Stored dataset items:

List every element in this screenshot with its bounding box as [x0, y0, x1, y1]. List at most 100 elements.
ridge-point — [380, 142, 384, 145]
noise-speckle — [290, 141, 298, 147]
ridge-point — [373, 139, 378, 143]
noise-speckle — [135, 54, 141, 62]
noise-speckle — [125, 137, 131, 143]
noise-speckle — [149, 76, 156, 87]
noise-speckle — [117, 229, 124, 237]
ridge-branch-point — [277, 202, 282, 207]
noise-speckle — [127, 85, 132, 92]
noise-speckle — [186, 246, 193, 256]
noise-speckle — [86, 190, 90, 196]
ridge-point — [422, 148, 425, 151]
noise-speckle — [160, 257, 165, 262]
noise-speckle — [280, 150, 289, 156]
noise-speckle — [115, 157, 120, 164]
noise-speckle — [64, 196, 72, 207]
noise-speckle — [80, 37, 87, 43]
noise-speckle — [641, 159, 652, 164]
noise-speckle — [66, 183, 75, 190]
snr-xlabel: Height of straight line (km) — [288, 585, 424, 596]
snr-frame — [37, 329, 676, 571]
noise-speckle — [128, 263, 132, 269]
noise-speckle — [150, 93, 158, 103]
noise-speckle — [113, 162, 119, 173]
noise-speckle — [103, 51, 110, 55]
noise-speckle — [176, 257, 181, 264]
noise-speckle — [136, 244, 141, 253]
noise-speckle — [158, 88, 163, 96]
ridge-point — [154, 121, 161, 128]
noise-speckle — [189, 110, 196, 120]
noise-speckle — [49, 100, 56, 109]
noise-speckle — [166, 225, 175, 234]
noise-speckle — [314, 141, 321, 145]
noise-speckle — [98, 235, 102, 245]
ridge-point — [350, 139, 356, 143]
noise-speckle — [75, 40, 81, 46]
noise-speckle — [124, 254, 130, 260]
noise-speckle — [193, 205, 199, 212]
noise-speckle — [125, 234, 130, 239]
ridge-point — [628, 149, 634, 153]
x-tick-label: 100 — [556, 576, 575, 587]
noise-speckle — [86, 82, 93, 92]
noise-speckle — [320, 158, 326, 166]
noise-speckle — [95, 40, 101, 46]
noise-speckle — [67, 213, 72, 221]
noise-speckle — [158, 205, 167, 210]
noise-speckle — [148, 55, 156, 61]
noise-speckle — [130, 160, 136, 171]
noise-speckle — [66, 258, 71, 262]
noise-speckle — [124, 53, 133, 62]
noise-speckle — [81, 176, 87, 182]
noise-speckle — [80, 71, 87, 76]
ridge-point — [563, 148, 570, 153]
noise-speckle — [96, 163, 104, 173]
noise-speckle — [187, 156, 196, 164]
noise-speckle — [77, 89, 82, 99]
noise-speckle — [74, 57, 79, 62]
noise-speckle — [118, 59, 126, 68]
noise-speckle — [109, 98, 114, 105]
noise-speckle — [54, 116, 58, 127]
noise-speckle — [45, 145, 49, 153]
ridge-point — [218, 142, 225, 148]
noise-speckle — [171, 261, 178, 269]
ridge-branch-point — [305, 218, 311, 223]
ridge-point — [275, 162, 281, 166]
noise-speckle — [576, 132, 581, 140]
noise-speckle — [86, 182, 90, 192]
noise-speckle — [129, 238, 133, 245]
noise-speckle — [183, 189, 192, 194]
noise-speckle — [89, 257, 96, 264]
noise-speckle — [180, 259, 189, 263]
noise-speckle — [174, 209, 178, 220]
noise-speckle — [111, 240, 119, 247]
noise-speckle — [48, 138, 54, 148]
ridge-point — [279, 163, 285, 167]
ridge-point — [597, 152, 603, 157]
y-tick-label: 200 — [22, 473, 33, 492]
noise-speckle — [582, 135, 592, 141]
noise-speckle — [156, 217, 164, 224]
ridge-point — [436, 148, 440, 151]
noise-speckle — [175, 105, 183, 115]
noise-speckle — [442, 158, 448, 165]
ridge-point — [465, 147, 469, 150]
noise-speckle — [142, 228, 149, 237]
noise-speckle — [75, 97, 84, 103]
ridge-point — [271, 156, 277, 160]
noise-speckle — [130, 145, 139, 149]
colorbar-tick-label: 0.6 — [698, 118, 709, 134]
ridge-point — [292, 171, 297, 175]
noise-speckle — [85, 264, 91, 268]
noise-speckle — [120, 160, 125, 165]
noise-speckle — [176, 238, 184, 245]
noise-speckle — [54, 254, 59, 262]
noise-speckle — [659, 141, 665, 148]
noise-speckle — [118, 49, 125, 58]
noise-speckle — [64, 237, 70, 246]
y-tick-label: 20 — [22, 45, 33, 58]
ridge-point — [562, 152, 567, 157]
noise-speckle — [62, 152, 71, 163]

Given request: Write out all of the records above again, line for line, with nothing changed.

Result for this task:
List every element in this screenshot with its bounding box as [x0, y0, x1, y1]. List at most 100 elements.
ridge-point — [380, 142, 384, 145]
noise-speckle — [290, 141, 298, 147]
ridge-point — [373, 139, 378, 143]
noise-speckle — [135, 54, 141, 62]
noise-speckle — [125, 137, 131, 143]
noise-speckle — [149, 76, 156, 87]
noise-speckle — [117, 229, 124, 237]
ridge-branch-point — [277, 202, 282, 207]
noise-speckle — [127, 85, 132, 92]
noise-speckle — [186, 246, 193, 256]
noise-speckle — [86, 190, 90, 196]
ridge-point — [422, 148, 425, 151]
noise-speckle — [160, 257, 165, 262]
noise-speckle — [280, 150, 289, 156]
noise-speckle — [115, 157, 120, 164]
noise-speckle — [64, 196, 72, 207]
noise-speckle — [80, 37, 87, 43]
noise-speckle — [641, 159, 652, 164]
noise-speckle — [66, 183, 75, 190]
snr-xlabel: Height of straight line (km) — [288, 585, 424, 596]
snr-frame — [37, 329, 676, 571]
noise-speckle — [128, 263, 132, 269]
noise-speckle — [150, 93, 158, 103]
noise-speckle — [113, 162, 119, 173]
noise-speckle — [103, 51, 110, 55]
noise-speckle — [176, 257, 181, 264]
noise-speckle — [136, 244, 141, 253]
noise-speckle — [158, 88, 163, 96]
ridge-point — [154, 121, 161, 128]
noise-speckle — [189, 110, 196, 120]
noise-speckle — [49, 100, 56, 109]
noise-speckle — [166, 225, 175, 234]
noise-speckle — [314, 141, 321, 145]
noise-speckle — [98, 235, 102, 245]
ridge-point — [350, 139, 356, 143]
noise-speckle — [75, 40, 81, 46]
noise-speckle — [124, 254, 130, 260]
noise-speckle — [193, 205, 199, 212]
noise-speckle — [125, 234, 130, 239]
ridge-point — [628, 149, 634, 153]
x-tick-label: 100 — [556, 576, 575, 587]
noise-speckle — [86, 82, 93, 92]
noise-speckle — [320, 158, 326, 166]
noise-speckle — [95, 40, 101, 46]
noise-speckle — [67, 213, 72, 221]
noise-speckle — [158, 205, 167, 210]
noise-speckle — [148, 55, 156, 61]
noise-speckle — [130, 160, 136, 171]
noise-speckle — [66, 258, 71, 262]
noise-speckle — [124, 53, 133, 62]
noise-speckle — [81, 176, 87, 182]
noise-speckle — [80, 71, 87, 76]
ridge-point — [563, 148, 570, 153]
noise-speckle — [96, 163, 104, 173]
noise-speckle — [187, 156, 196, 164]
noise-speckle — [77, 89, 82, 99]
noise-speckle — [74, 57, 79, 62]
noise-speckle — [118, 59, 126, 68]
noise-speckle — [109, 98, 114, 105]
noise-speckle — [54, 116, 58, 127]
noise-speckle — [45, 145, 49, 153]
ridge-point — [218, 142, 225, 148]
noise-speckle — [171, 261, 178, 269]
ridge-branch-point — [305, 218, 311, 223]
ridge-point — [275, 162, 281, 166]
noise-speckle — [576, 132, 581, 140]
noise-speckle — [86, 182, 90, 192]
noise-speckle — [129, 238, 133, 245]
noise-speckle — [183, 189, 192, 194]
noise-speckle — [89, 257, 96, 264]
noise-speckle — [180, 259, 189, 263]
noise-speckle — [174, 209, 178, 220]
noise-speckle — [111, 240, 119, 247]
noise-speckle — [48, 138, 54, 148]
ridge-point — [279, 163, 285, 167]
ridge-point — [597, 152, 603, 157]
y-tick-label: 200 — [22, 473, 33, 492]
noise-speckle — [582, 135, 592, 141]
noise-speckle — [156, 217, 164, 224]
ridge-point — [436, 148, 440, 151]
noise-speckle — [175, 105, 183, 115]
noise-speckle — [442, 158, 448, 165]
ridge-point — [465, 147, 469, 150]
noise-speckle — [142, 228, 149, 237]
noise-speckle — [75, 97, 84, 103]
ridge-point — [271, 156, 277, 160]
noise-speckle — [130, 145, 139, 149]
colorbar-tick-label: 0.6 — [698, 118, 709, 134]
ridge-point — [292, 171, 297, 175]
noise-speckle — [85, 264, 91, 268]
noise-speckle — [120, 160, 125, 165]
noise-speckle — [176, 238, 184, 245]
noise-speckle — [54, 254, 59, 262]
noise-speckle — [659, 141, 665, 148]
noise-speckle — [118, 49, 125, 58]
noise-speckle — [64, 237, 70, 246]
y-tick-label: 20 — [22, 45, 33, 58]
ridge-point — [562, 152, 567, 157]
noise-speckle — [62, 152, 71, 163]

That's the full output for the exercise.